** Start of The records **

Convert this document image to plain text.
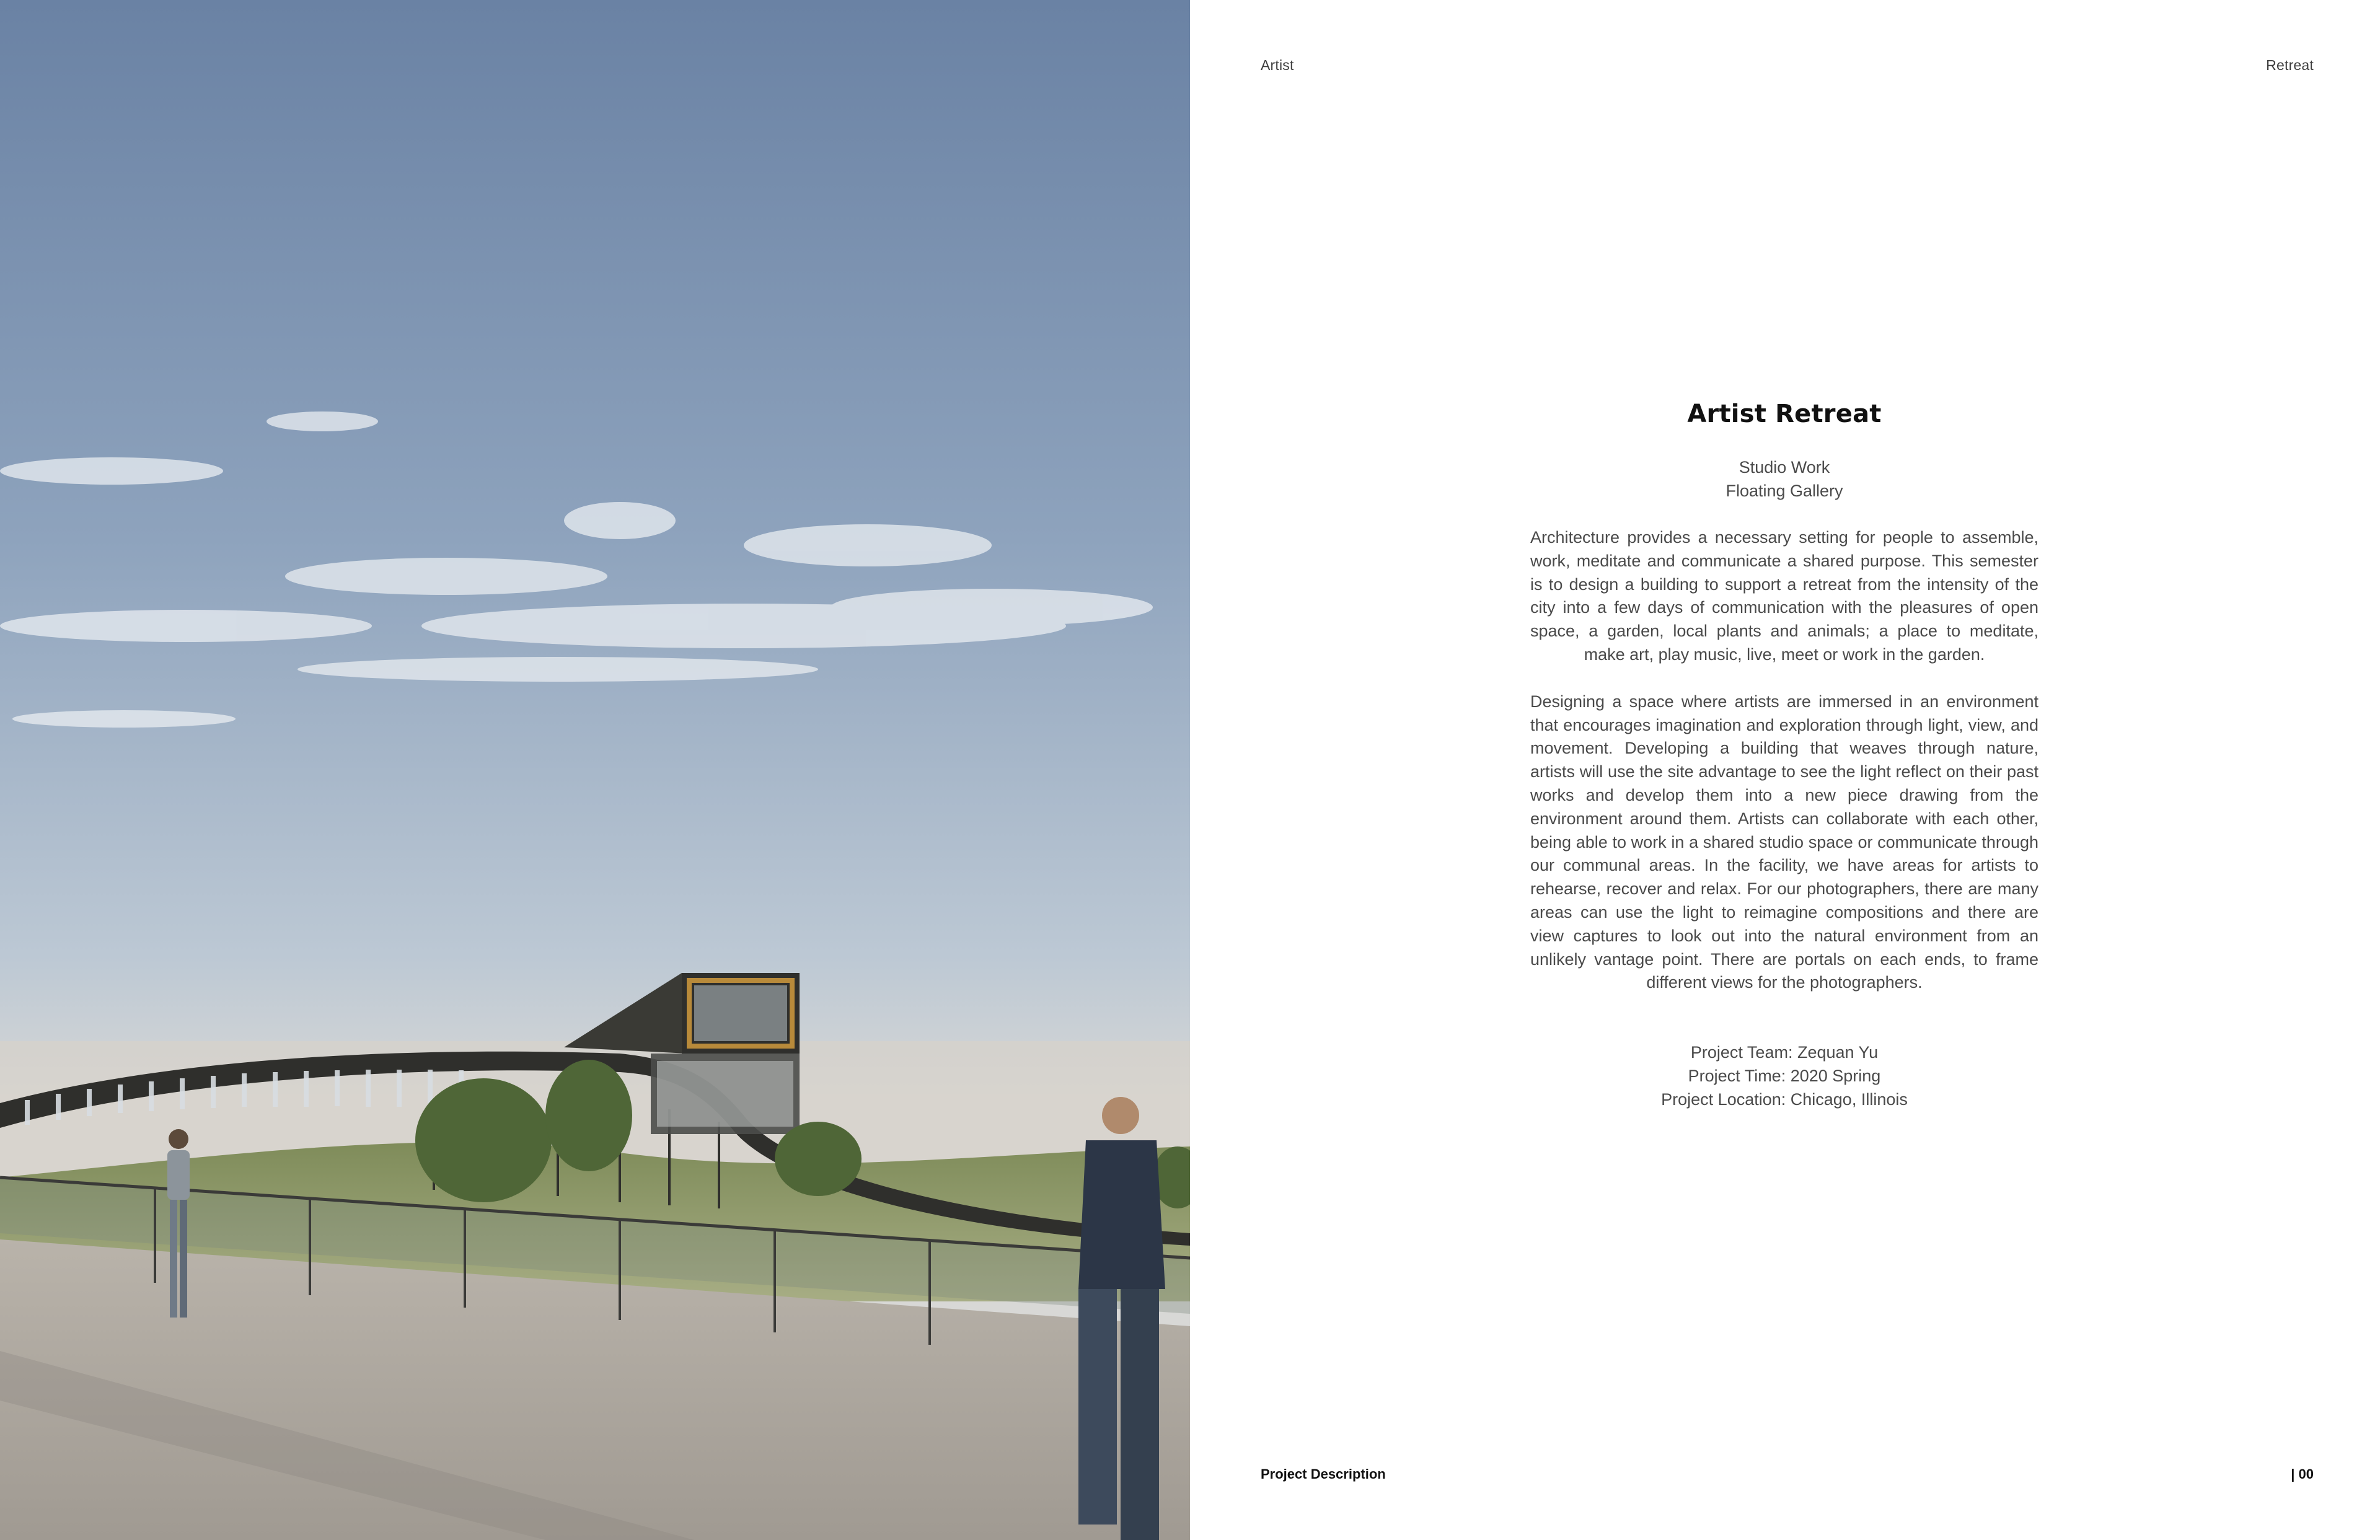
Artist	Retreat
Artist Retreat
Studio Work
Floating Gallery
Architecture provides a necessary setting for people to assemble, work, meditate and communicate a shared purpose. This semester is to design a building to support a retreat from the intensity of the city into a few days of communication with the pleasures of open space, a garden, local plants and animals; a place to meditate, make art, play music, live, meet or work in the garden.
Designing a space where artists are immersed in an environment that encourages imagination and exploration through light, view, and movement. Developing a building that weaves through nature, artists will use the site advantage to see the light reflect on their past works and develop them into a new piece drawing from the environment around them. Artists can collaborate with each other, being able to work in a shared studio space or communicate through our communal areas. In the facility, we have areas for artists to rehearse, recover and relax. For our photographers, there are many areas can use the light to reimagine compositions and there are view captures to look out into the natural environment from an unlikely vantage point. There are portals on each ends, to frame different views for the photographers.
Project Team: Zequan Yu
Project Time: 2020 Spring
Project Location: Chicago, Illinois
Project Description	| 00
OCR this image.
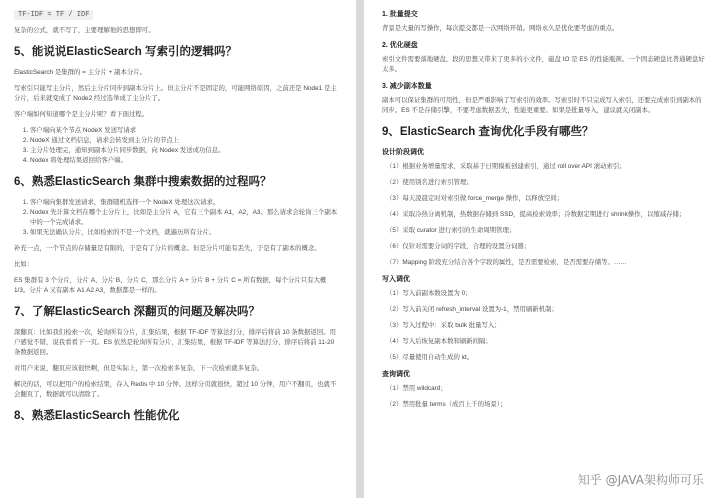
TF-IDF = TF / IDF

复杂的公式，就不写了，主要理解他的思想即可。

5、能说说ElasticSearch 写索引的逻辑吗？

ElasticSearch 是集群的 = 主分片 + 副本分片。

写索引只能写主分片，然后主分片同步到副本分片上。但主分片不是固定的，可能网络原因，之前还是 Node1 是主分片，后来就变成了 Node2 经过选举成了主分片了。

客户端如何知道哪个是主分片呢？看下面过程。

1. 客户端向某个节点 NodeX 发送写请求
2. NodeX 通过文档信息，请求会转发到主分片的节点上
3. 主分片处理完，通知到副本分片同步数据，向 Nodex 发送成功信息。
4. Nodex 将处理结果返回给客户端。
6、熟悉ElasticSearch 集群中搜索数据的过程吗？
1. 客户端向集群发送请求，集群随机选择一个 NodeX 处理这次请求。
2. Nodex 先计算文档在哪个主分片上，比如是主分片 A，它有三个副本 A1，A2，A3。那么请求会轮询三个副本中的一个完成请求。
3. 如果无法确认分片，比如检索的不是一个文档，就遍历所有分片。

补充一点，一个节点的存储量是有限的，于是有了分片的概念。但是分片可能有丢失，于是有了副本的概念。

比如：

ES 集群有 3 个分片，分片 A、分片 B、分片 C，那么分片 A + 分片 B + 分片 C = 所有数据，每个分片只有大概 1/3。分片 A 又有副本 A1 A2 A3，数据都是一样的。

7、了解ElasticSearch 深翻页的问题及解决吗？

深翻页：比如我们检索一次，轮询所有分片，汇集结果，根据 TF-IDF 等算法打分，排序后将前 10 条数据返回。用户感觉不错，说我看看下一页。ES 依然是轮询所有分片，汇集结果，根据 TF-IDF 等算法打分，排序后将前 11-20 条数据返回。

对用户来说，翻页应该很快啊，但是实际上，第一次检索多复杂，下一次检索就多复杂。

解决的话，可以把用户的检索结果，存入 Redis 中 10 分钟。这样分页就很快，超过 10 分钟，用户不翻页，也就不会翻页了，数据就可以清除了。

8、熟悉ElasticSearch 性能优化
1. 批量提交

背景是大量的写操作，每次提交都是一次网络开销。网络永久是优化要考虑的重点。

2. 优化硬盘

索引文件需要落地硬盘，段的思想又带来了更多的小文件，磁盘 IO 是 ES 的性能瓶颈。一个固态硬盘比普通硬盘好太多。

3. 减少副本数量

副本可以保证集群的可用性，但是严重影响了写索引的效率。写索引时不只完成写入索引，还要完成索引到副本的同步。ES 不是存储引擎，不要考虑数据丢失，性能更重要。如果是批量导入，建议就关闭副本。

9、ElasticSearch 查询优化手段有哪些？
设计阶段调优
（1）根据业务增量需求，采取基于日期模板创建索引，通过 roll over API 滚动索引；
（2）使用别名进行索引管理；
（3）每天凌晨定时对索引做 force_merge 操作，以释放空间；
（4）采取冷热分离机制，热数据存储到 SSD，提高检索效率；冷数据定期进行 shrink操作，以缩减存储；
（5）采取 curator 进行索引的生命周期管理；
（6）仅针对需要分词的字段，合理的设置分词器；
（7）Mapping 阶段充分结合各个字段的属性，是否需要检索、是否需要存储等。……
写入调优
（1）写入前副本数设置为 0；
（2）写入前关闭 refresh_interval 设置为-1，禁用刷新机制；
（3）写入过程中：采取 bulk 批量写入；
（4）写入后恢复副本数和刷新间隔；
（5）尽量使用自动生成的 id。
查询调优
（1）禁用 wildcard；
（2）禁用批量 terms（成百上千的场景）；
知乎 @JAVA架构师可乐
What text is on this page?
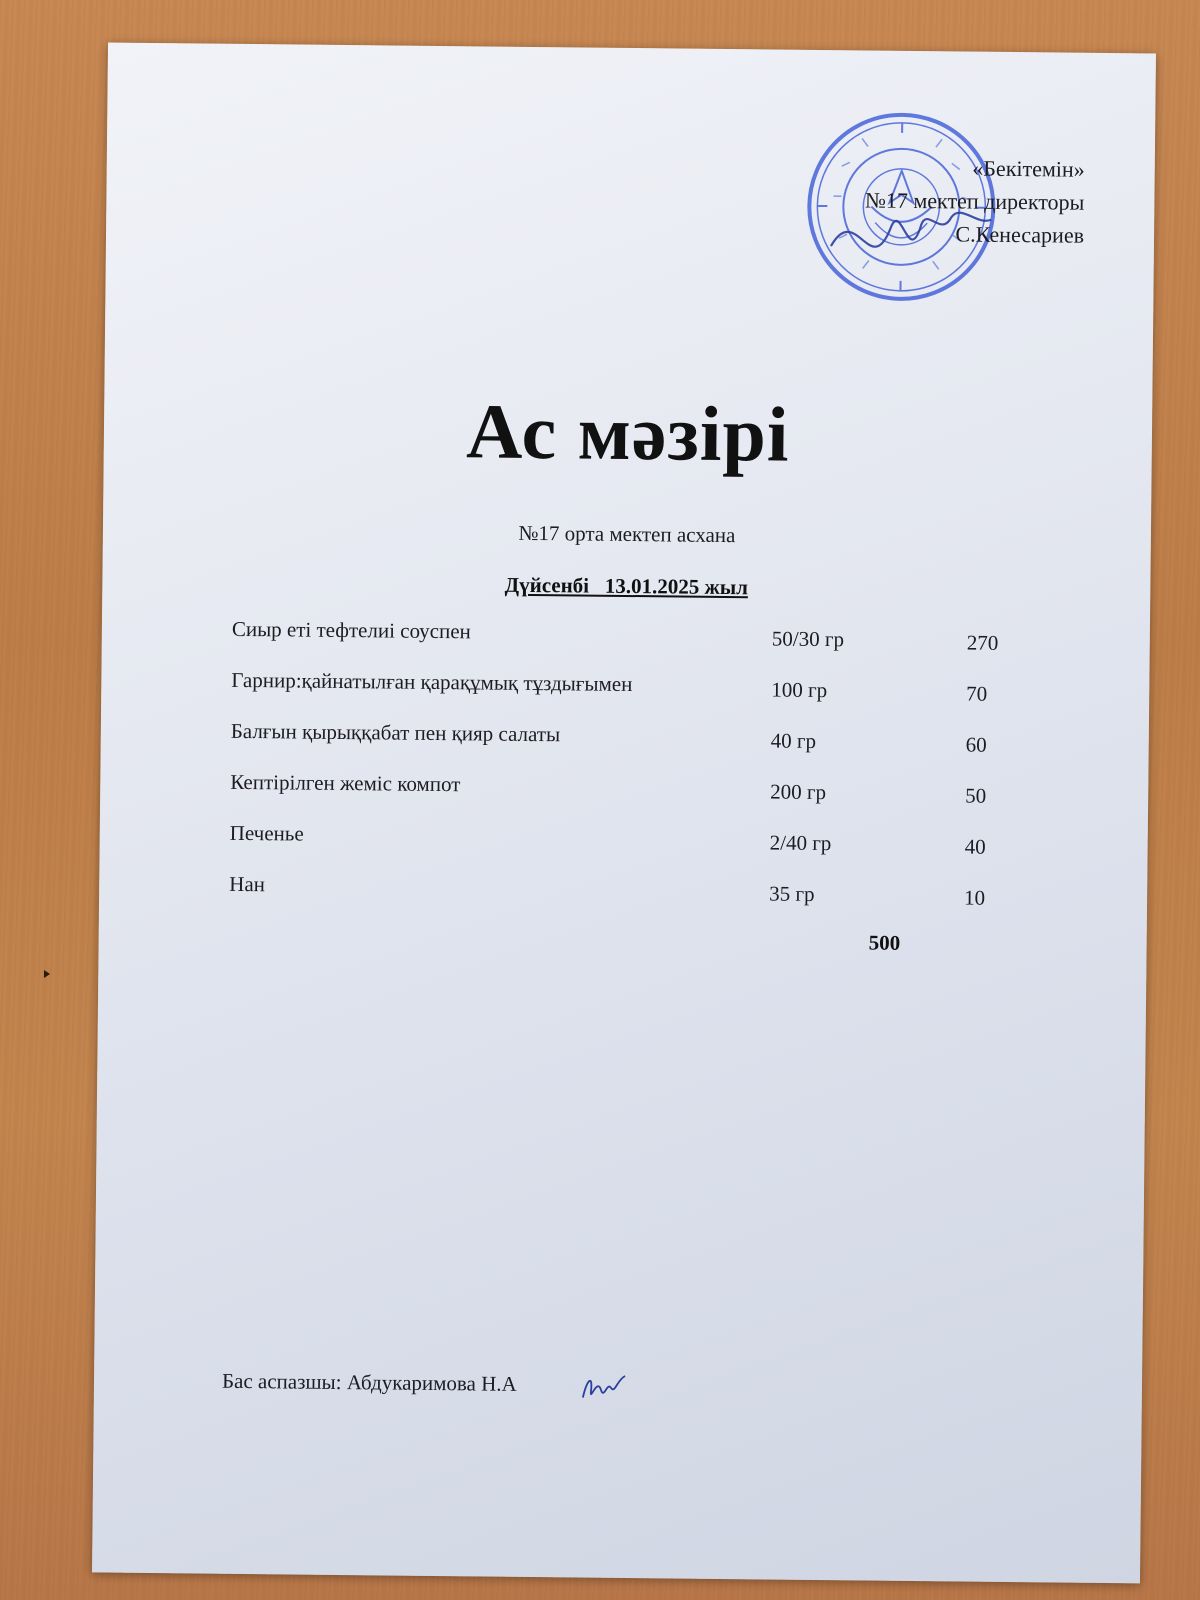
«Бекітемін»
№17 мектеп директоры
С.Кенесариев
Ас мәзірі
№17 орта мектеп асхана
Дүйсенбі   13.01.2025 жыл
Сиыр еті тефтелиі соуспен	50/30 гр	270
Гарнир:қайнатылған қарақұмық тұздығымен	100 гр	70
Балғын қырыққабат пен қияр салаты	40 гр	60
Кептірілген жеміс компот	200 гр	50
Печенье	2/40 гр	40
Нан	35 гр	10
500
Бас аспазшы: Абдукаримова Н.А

** End of The records **

**The problem**: Show, from the listing above, each line that contains the word "communicate".

**Reply**:
Architecture provides a necessary setting for people to assemble, work, meditate and communicate a shared purpose. This semester is to design a building to support a retreat from the intensity of the city into a few days of communication with the pleasures of open space, a garden, local plants and animals; a place to meditate, make art, play music, live, meet or work in the garden.
Designing a space where artists are immersed in an environment that encourages imagination and exploration through light, view, and movement. Developing a building that weaves through nature, artists will use the site advantage to see the light reflect on their past works and develop them into a new piece drawing from the environment around them. Artists can collaborate with each other, being able to work in a shared studio space or communicate through our communal areas. In the facility, we have areas for artists to rehearse, recover and relax. For our photographers, there are many areas can use the light to reimagine compositions and there are view captures to look out into the natural environment from an unlikely vantage point. There are portals on each ends, to frame different views for the photographers.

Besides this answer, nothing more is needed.